= Do this =
Find the string "estampado" in the listing and report every line that has it.

= Data shown =

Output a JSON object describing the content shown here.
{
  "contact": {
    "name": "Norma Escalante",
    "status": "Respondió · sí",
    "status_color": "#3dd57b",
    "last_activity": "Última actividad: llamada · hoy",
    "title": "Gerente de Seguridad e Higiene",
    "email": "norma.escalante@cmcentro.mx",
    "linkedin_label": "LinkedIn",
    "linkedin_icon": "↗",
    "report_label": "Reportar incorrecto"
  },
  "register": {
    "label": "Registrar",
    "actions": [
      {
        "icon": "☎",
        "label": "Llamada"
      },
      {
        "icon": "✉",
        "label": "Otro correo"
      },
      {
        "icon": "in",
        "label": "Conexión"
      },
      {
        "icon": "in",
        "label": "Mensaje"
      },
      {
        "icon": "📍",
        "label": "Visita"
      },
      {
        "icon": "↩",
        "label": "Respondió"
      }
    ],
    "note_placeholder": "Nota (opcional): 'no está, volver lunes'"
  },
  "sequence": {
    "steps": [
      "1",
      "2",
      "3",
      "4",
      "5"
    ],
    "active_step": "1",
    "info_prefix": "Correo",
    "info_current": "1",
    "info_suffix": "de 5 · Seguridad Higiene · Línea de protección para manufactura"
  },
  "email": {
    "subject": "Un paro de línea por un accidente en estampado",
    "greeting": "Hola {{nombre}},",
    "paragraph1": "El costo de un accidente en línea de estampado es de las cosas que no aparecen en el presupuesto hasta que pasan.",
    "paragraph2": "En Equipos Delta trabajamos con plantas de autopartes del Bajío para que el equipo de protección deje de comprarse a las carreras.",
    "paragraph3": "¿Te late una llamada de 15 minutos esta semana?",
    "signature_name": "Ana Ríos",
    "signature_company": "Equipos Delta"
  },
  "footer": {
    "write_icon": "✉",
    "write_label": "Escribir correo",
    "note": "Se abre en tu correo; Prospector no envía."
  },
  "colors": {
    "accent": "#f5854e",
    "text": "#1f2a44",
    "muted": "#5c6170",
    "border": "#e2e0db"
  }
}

= Worked solution =
    "subject": "Un paro de línea por un accidente en estampado",
    "paragraph1": "El costo de un accidente en línea de estampado es de las cosas que no aparecen en el presupuesto hasta que pasan.",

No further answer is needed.